### Available records ###

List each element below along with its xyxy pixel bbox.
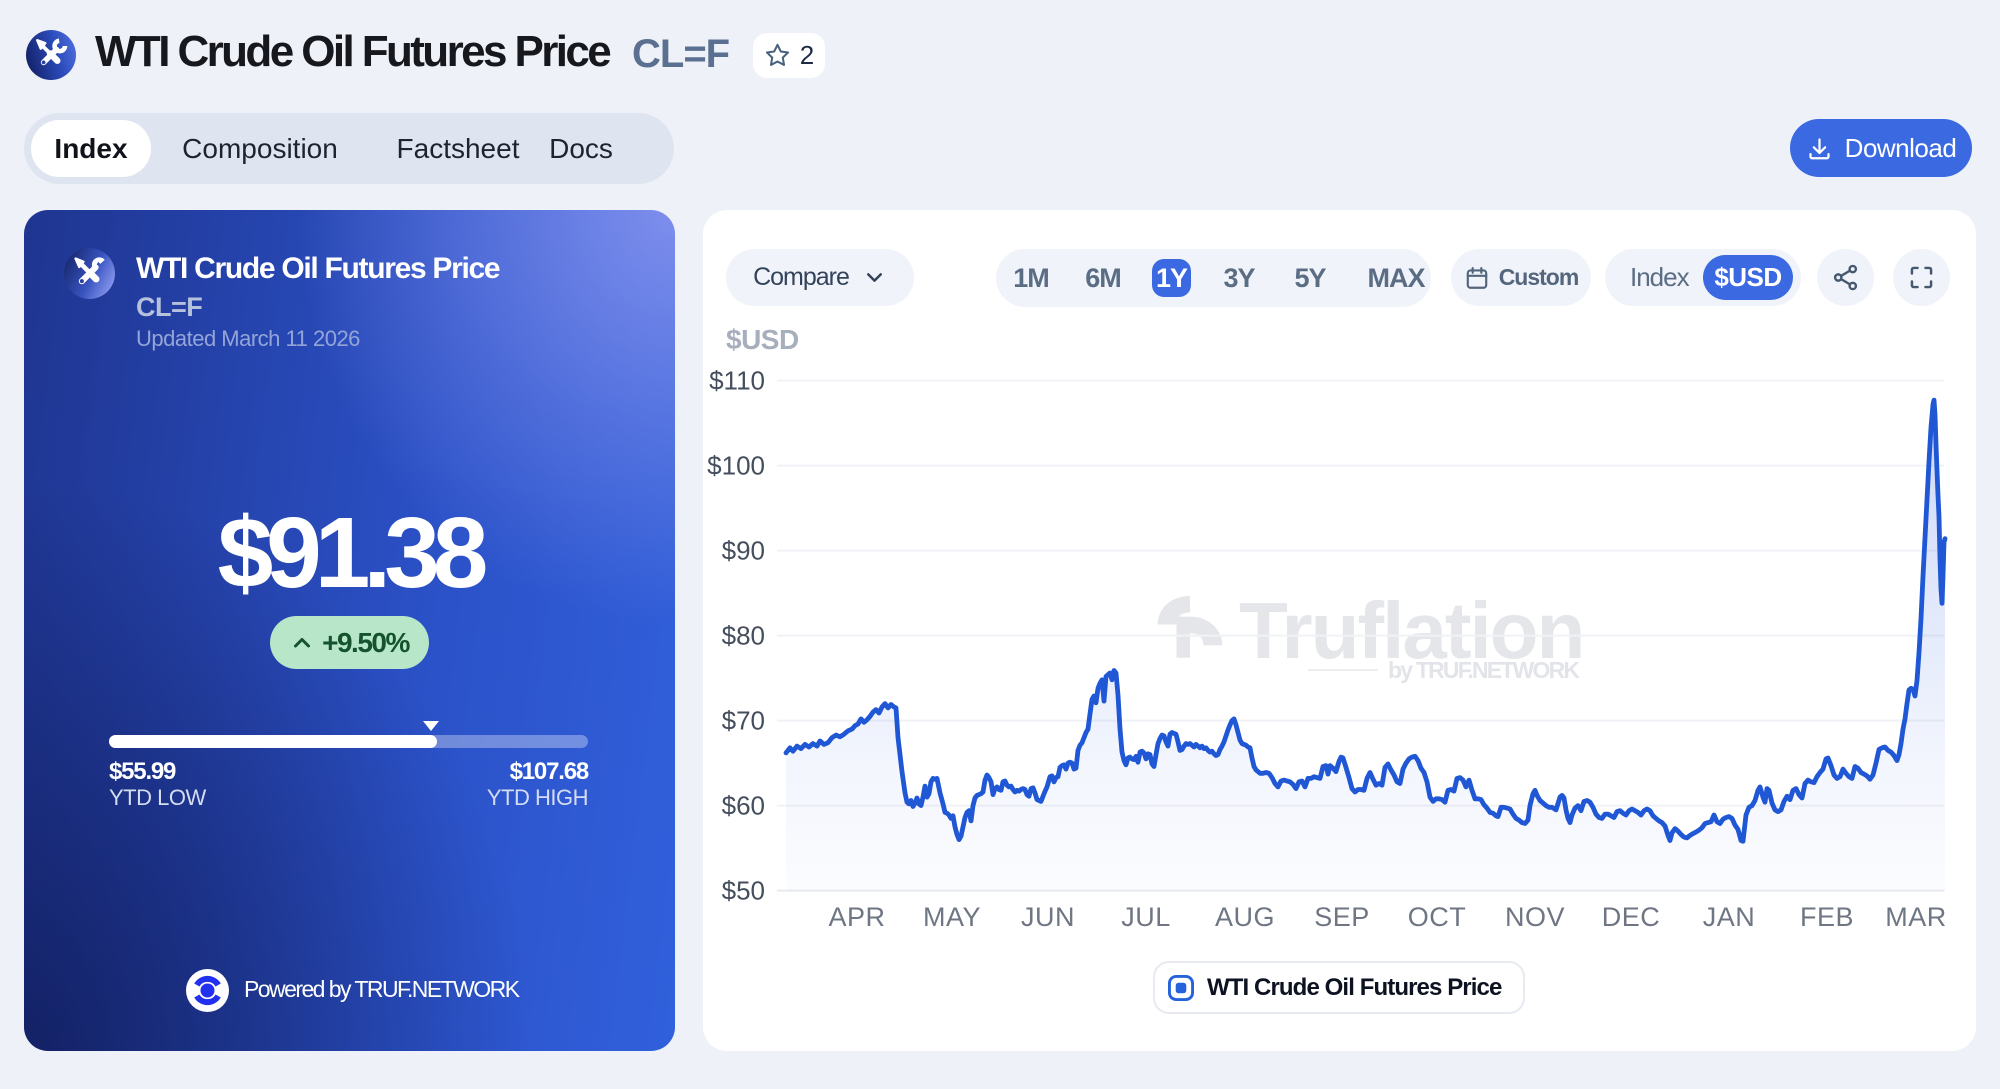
svg-text:NOV: NOV xyxy=(1505,902,1565,932)
svg-text:DEC: DEC xyxy=(1602,902,1661,932)
svg-text:$60: $60 xyxy=(722,791,765,821)
svg-text:MAY: MAY xyxy=(923,902,981,932)
svg-text:AUG: AUG xyxy=(1215,902,1275,932)
svg-text:$110: $110 xyxy=(709,366,765,396)
svg-text:OCT: OCT xyxy=(1408,902,1467,932)
svg-text:JAN: JAN xyxy=(1703,902,1756,932)
svg-text:$100: $100 xyxy=(707,451,765,481)
svg-text:$80: $80 xyxy=(722,621,765,651)
svg-text:APR: APR xyxy=(828,902,885,932)
svg-text:JUN: JUN xyxy=(1021,902,1075,932)
svg-text:JUL: JUL xyxy=(1121,902,1171,932)
svg-text:$50: $50 xyxy=(722,876,765,906)
svg-text:MAR: MAR xyxy=(1885,902,1947,932)
svg-text:$90: $90 xyxy=(722,536,765,566)
svg-text:SEP: SEP xyxy=(1314,902,1370,932)
svg-text:FEB: FEB xyxy=(1800,902,1854,932)
svg-text:$70: $70 xyxy=(722,706,765,736)
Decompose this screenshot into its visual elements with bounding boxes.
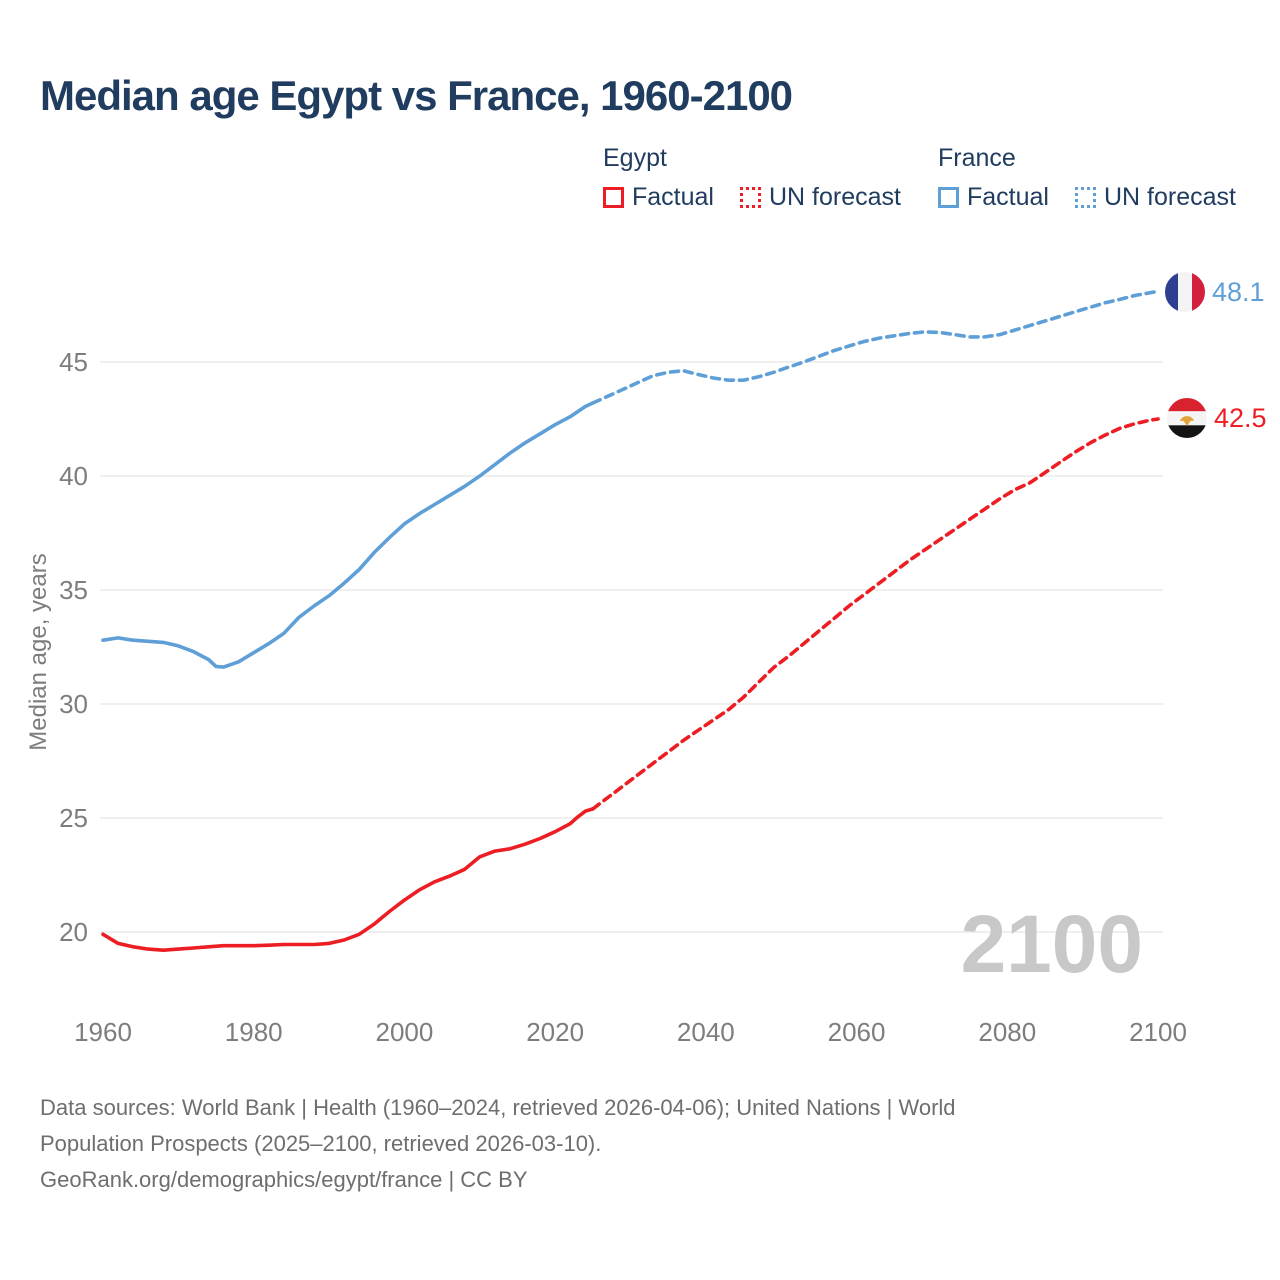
footer-line: Data sources: World Bank | Health (1960–… [40,1095,956,1120]
x-tick-label: 2100 [1129,1017,1187,1047]
legend-group-france: France Factual UN forecast [938,144,1236,212]
x-tick-label: 1980 [225,1017,283,1047]
legend-label: Factual [632,183,714,211]
x-tick-label: 2000 [376,1017,434,1047]
legend-item-egypt-forecast[interactable]: UN forecast [739,183,901,212]
legend-egypt-name: Egypt [603,144,667,172]
year-watermark: 2100 [961,899,1143,990]
x-tick-label: 2020 [526,1017,584,1047]
legend-label: UN forecast [1103,183,1236,211]
y-tick-label: 25 [59,803,88,833]
y-axis-title: Median age, years [25,553,52,750]
france-factual-swatch-icon [938,187,959,208]
x-tick-label: 2080 [978,1017,1036,1047]
legend-item-egypt-factual[interactable]: Factual [603,183,714,212]
y-tick-label: 35 [59,575,88,605]
y-tick-label: 40 [59,461,88,491]
gridlines [100,361,1163,933]
x-tick-label: 1960 [74,1017,132,1047]
legend-item-france-factual[interactable]: Factual [938,183,1049,212]
series-line-france-factual [101,401,595,669]
chart-title: Median age Egypt vs France, 1960-2100 [40,72,793,119]
egypt-flag-icon [1165,396,1209,440]
legend-label: UN forecast [768,183,901,211]
legend-label: Factual [967,183,1049,211]
france-forecast-swatch-icon [1074,187,1096,208]
egypt-factual-swatch-icon [603,187,624,208]
x-tick-label: 2060 [828,1017,886,1047]
legend-group-egypt: Egypt Factual UN forecast [603,144,901,212]
y-tick-label: 30 [59,689,88,719]
egypt-forecast-swatch-icon [739,187,761,208]
footer-line[interactable]: GeoRank.org/demographics/egypt/france | … [40,1167,528,1192]
france-flag-icon [1163,270,1207,314]
france-end-value-label: 48.1 [1212,277,1265,307]
series-lines [101,289,1160,953]
series-line-egypt-un-forecast [590,417,1160,811]
x-axis-tick-labels: 1960 1980 2000 2020 2040 2060 2080 2100 [74,1017,1187,1047]
y-axis-tick-labels: 20 25 30 35 40 45 [59,347,88,947]
x-tick-label: 2040 [677,1017,735,1047]
y-tick-label: 45 [59,347,88,377]
footer-line: Population Prospects (2025–2100, retriev… [40,1131,602,1156]
data-sources-footer: Data sources: World Bank | Health (1960–… [40,1090,1170,1198]
egypt-end-value-label: 42.5 [1214,403,1267,433]
y-tick-label: 20 [59,917,88,947]
legend-item-france-forecast[interactable]: UN forecast [1074,183,1236,212]
legend-france-name: France [938,144,1016,172]
series-line-france-un-forecast [590,289,1160,405]
series-line-egypt-factual [101,807,595,953]
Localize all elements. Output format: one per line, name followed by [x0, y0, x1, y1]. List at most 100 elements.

###

What the exercise asks: Reproduce every line of the listing verbatim, omitting the picture placeholders.

Solution for this exercise:
List each element below along with its xyxy pixel bbox.
svg-text:NOV: NOV xyxy=(1505,902,1565,932)
svg-text:DEC: DEC xyxy=(1602,902,1661,932)
svg-text:$60: $60 xyxy=(722,791,765,821)
svg-text:MAY: MAY xyxy=(923,902,981,932)
svg-text:AUG: AUG xyxy=(1215,902,1275,932)
svg-text:$110: $110 xyxy=(709,366,765,396)
svg-text:OCT: OCT xyxy=(1408,902,1467,932)
svg-text:JAN: JAN xyxy=(1703,902,1756,932)
svg-text:$100: $100 xyxy=(707,451,765,481)
svg-text:$80: $80 xyxy=(722,621,765,651)
svg-text:APR: APR xyxy=(828,902,885,932)
svg-text:JUN: JUN xyxy=(1021,902,1075,932)
svg-text:JUL: JUL xyxy=(1121,902,1171,932)
svg-text:$50: $50 xyxy=(722,876,765,906)
svg-text:MAR: MAR xyxy=(1885,902,1947,932)
svg-text:$90: $90 xyxy=(722,536,765,566)
svg-text:SEP: SEP xyxy=(1314,902,1370,932)
svg-text:FEB: FEB xyxy=(1800,902,1854,932)
svg-text:$70: $70 xyxy=(722,706,765,736)
Decompose this screenshot into its visual elements with bounding boxes.
footer-line: Data sources: World Bank | Health (1960–… [40,1095,956,1120]
x-tick-label: 2100 [1129,1017,1187,1047]
legend-group-france: France Factual UN forecast [938,144,1236,212]
x-tick-label: 1980 [225,1017,283,1047]
legend-label: Factual [632,183,714,211]
x-tick-label: 2000 [376,1017,434,1047]
legend-item-egypt-forecast[interactable]: UN forecast [739,183,901,212]
legend-egypt-name: Egypt [603,144,667,172]
year-watermark: 2100 [961,899,1143,990]
x-tick-label: 2020 [526,1017,584,1047]
legend-label: UN forecast [1103,183,1236,211]
y-tick-label: 25 [59,803,88,833]
y-axis-title: Median age, years [25,553,52,750]
france-factual-swatch-icon [938,187,959,208]
x-tick-label: 2080 [978,1017,1036,1047]
legend-item-egypt-factual[interactable]: Factual [603,183,714,212]
y-tick-label: 35 [59,575,88,605]
y-tick-label: 40 [59,461,88,491]
gridlines [100,361,1163,933]
x-tick-label: 1960 [74,1017,132,1047]
legend-item-france-factual[interactable]: Factual [938,183,1049,212]
series-line-france-factual [101,401,595,669]
chart-title: Median age Egypt vs France, 1960-2100 [40,72,793,119]
egypt-flag-icon [1165,396,1209,440]
legend-label: UN forecast [768,183,901,211]
legend-label: Factual [967,183,1049,211]
france-forecast-swatch-icon [1074,187,1096,208]
egypt-factual-swatch-icon [603,187,624,208]
x-tick-label: 2060 [828,1017,886,1047]
legend-group-egypt: Egypt Factual UN forecast [603,144,901,212]
y-tick-label: 30 [59,689,88,719]
egypt-forecast-swatch-icon [739,187,761,208]
footer-line[interactable]: GeoRank.org/demographics/egypt/france | … [40,1167,528,1192]
france-flag-icon [1163,270,1207,314]
france-end-value-label: 48.1 [1212,277,1265,307]
series-lines [101,289,1160,953]
series-line-egypt-un-forecast [590,417,1160,811]
x-axis-tick-labels: 1960 1980 2000 2020 2040 2060 2080 2100 [74,1017,1187,1047]
y-axis-tick-labels: 20 25 30 35 40 45 [59,347,88,947]
x-tick-label: 2040 [677,1017,735,1047]
y-tick-label: 45 [59,347,88,377]
footer-line: Population Prospects (2025–2100, retriev… [40,1131,602,1156]
data-sources-footer: Data sources: World Bank | Health (1960–… [40,1090,1170,1198]
egypt-end-value-label: 42.5 [1214,403,1267,433]
y-tick-label: 20 [59,917,88,947]
legend-item-france-forecast[interactable]: UN forecast [1074,183,1236,212]
legend-france-name: France [938,144,1016,172]
series-line-france-un-forecast [590,289,1160,405]
series-line-egypt-factual [101,807,595,953]
Localize all elements. Output format: one per line, name followed by [x0, y0, x1, y1]. List at most 100 elements.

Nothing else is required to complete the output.